• _Goal_:
Wherever the string "Mild" appears in a line, extract that line.

• _Data shown_:
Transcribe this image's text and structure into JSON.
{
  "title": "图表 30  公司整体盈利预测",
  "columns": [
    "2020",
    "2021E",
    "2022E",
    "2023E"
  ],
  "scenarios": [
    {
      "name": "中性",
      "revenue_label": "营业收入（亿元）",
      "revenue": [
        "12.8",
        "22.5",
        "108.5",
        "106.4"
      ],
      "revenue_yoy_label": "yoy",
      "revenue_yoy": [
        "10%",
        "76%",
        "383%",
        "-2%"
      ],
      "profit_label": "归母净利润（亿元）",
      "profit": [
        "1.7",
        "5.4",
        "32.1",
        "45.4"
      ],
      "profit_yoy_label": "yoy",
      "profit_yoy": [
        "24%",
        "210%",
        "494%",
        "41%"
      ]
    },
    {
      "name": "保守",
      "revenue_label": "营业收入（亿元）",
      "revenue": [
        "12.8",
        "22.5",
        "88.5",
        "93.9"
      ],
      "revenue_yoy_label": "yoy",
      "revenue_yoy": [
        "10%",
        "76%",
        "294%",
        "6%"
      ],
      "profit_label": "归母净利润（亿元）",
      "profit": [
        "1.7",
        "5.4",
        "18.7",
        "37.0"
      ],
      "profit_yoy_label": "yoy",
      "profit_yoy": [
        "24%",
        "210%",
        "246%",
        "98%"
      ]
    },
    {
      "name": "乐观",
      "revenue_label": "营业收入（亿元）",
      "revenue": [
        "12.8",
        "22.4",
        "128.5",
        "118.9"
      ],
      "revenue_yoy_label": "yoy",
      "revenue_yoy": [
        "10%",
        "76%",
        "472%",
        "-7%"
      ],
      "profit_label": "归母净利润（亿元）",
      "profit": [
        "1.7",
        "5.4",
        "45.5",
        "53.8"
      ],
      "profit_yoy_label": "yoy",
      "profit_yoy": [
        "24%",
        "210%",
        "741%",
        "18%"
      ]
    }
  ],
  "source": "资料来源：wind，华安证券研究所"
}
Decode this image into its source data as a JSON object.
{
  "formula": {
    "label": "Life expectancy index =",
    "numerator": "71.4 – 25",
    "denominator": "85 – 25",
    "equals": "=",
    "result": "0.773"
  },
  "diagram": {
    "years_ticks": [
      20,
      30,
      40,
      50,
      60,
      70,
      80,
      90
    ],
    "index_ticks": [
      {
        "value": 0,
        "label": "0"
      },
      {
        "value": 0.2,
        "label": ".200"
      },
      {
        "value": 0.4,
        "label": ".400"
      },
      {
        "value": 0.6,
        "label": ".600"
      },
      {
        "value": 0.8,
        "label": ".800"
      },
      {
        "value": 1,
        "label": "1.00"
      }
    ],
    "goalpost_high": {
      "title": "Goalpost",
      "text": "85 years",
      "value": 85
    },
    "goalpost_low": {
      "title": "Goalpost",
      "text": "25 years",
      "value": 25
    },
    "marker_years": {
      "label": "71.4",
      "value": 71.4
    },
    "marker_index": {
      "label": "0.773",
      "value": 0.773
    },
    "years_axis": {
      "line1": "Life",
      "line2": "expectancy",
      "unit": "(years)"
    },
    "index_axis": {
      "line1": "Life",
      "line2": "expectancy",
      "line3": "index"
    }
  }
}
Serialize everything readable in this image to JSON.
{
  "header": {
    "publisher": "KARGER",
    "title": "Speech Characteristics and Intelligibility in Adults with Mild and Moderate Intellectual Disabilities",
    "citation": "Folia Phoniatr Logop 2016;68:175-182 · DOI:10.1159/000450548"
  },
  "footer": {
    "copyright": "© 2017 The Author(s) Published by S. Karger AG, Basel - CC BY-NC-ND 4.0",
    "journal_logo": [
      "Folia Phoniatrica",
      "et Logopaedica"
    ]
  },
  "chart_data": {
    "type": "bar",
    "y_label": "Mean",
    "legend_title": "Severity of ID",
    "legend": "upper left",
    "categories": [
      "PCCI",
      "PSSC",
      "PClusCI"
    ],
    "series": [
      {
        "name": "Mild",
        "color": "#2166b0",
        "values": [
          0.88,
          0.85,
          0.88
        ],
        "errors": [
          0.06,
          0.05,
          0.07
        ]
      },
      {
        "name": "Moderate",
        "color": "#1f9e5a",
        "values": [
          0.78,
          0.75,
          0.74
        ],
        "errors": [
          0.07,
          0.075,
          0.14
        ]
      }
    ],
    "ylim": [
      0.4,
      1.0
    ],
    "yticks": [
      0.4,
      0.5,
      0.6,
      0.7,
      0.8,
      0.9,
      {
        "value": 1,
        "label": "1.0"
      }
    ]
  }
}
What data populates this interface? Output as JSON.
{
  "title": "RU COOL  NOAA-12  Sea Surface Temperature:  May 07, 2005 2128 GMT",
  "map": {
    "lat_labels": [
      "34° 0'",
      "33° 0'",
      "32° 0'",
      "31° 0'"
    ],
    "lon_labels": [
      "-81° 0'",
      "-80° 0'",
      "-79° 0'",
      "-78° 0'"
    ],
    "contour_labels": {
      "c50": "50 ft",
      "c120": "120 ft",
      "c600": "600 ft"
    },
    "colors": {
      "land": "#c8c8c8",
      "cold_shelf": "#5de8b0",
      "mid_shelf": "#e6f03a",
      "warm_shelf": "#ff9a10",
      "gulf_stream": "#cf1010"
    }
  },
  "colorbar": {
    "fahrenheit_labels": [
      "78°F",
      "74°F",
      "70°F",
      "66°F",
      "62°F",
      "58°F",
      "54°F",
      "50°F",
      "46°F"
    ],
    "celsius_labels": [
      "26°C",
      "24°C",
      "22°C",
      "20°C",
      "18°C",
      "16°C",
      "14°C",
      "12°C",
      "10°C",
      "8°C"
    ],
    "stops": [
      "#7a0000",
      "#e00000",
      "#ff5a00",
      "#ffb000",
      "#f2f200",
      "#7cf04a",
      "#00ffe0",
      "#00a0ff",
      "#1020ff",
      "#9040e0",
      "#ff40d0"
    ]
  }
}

• _Complete output_:
    "title": "Speech Characteristics and Intelligibility in Adults with Mild and Moderate Intellectual Disabilities",
        "name": "Mild",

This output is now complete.